Reproduce word for word the lines below, starting with the line that contains "For every button, label, input, icon, or" and going on through the line that contains "app-store-icon[interactable]: A: [424, 625, 464, 665]", both included, and nothing else.

######

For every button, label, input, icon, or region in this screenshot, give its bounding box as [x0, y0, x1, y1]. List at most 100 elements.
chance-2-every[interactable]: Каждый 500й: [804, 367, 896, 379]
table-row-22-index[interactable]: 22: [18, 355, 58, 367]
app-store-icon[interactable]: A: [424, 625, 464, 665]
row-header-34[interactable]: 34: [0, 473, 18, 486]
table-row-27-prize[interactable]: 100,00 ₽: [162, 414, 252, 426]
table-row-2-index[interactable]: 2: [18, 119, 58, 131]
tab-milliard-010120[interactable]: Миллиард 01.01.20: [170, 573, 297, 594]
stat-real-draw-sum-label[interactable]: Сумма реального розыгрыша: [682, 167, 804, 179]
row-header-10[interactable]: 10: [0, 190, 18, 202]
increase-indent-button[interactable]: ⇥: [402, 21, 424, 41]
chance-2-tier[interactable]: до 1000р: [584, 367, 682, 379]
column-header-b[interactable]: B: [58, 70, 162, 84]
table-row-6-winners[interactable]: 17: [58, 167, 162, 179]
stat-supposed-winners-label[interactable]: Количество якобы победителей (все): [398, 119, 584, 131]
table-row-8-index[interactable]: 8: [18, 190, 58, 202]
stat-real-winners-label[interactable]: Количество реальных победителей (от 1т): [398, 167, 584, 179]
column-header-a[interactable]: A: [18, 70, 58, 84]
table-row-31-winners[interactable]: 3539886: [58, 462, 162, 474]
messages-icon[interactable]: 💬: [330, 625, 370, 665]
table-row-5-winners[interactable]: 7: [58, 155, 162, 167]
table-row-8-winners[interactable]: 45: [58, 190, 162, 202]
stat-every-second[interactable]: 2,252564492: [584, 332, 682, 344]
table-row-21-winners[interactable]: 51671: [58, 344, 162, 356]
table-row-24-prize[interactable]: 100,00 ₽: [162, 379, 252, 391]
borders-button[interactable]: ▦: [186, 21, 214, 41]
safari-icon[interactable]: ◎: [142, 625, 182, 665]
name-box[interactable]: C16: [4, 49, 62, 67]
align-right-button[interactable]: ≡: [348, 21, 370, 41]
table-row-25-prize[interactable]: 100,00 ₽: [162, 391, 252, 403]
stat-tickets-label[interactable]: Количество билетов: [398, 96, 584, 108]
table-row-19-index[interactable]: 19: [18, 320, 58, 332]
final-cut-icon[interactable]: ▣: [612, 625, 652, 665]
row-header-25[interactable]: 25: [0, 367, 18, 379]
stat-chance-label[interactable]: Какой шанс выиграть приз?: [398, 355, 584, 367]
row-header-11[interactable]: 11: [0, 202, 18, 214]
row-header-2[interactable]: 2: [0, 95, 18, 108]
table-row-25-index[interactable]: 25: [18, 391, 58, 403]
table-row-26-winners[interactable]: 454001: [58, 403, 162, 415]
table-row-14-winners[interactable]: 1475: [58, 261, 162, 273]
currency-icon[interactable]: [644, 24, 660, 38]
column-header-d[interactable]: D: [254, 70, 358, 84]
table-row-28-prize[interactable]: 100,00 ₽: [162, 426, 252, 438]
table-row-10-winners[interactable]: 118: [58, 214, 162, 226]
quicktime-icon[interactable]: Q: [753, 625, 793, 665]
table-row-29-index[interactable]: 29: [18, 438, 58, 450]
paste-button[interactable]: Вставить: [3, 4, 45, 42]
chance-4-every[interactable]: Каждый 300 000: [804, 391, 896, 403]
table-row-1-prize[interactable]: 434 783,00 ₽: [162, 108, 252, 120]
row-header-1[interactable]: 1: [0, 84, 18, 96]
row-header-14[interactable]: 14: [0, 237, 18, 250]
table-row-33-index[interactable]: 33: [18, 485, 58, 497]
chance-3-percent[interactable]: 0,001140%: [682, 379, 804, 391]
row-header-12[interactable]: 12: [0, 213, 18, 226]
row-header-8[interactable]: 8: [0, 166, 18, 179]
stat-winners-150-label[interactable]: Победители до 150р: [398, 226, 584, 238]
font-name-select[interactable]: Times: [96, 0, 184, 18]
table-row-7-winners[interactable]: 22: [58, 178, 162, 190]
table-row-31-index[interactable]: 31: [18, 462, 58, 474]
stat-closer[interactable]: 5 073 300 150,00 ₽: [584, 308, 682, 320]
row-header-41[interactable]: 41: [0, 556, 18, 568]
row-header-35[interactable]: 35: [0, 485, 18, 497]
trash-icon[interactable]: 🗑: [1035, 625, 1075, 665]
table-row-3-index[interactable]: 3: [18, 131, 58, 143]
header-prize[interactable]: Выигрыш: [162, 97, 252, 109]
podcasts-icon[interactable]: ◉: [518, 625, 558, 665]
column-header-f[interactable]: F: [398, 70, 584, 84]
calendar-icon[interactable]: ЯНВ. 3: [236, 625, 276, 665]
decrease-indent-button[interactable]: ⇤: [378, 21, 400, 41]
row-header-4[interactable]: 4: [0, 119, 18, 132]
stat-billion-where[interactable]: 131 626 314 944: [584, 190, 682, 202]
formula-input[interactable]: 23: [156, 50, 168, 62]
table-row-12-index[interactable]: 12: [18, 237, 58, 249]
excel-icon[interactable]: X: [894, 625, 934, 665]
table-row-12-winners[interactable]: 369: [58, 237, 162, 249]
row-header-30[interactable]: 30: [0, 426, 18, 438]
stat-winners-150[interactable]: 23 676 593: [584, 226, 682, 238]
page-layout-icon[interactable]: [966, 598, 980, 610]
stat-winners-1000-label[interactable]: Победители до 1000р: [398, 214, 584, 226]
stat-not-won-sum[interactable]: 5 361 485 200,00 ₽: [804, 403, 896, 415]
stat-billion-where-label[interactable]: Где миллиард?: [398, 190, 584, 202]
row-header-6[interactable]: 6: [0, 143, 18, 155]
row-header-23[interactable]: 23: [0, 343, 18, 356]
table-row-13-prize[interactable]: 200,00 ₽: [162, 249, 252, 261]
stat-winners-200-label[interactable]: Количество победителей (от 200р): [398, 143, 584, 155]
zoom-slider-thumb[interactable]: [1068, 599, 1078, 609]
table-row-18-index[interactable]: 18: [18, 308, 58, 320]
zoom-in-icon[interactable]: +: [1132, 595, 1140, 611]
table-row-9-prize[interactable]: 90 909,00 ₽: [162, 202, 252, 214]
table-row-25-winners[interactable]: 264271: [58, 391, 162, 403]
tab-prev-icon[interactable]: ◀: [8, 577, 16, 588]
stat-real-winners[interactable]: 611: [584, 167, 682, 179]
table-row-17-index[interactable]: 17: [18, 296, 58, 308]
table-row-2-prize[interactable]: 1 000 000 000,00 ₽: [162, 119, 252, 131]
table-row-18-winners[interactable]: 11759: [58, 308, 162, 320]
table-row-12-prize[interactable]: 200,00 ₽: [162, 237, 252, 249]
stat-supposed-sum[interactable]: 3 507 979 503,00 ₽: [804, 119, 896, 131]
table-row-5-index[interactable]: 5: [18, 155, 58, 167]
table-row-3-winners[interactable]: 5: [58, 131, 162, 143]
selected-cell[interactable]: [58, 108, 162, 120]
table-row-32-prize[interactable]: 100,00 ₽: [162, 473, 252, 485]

######

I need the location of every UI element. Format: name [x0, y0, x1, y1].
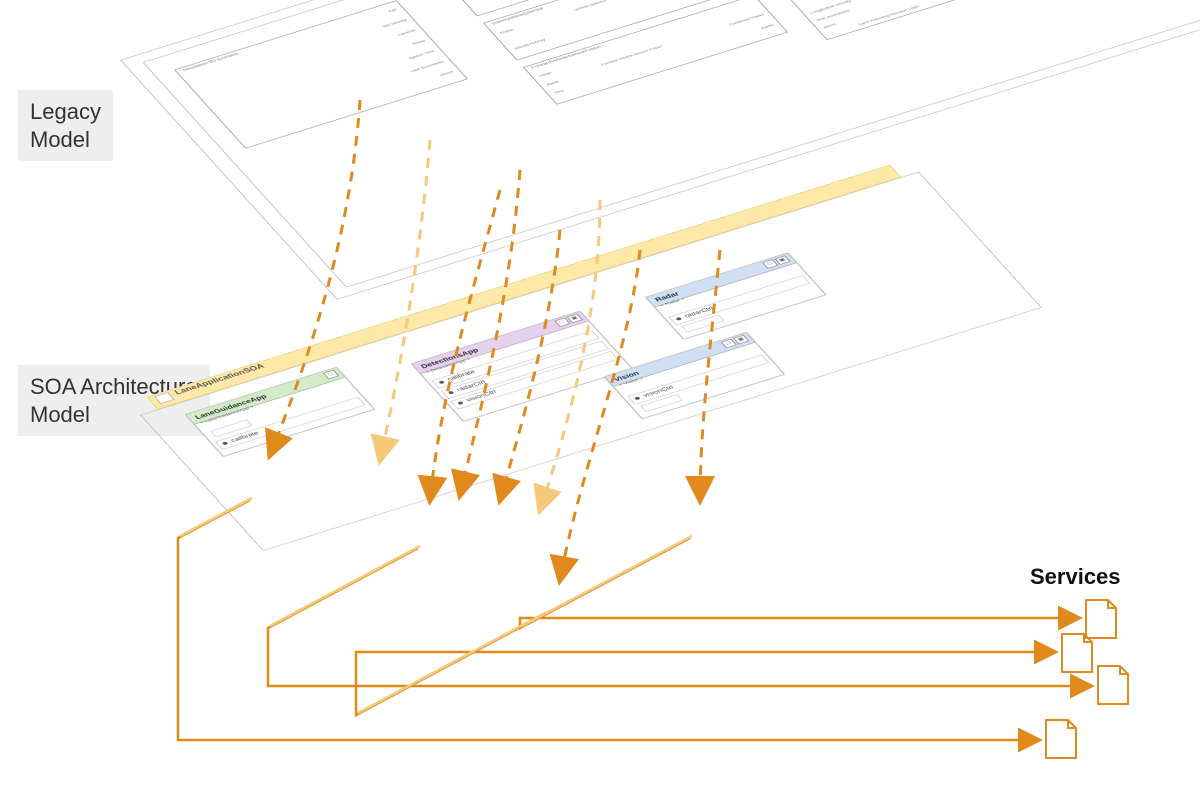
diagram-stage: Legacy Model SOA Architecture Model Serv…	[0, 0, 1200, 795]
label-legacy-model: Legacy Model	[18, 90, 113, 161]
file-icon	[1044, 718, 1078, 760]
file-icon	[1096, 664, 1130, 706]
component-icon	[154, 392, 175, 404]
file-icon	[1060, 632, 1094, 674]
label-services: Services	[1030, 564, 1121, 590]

######

Expected output>
For every button, label, input, icon, or region in this screenshot, give its bounding box as [x0, y0, x1, y1]. List at most 100 elements.
chance-2-every[interactable]: Каждый 500й: [804, 367, 896, 379]
table-row-22-index[interactable]: 22: [18, 355, 58, 367]
app-store-icon[interactable]: A: [424, 625, 464, 665]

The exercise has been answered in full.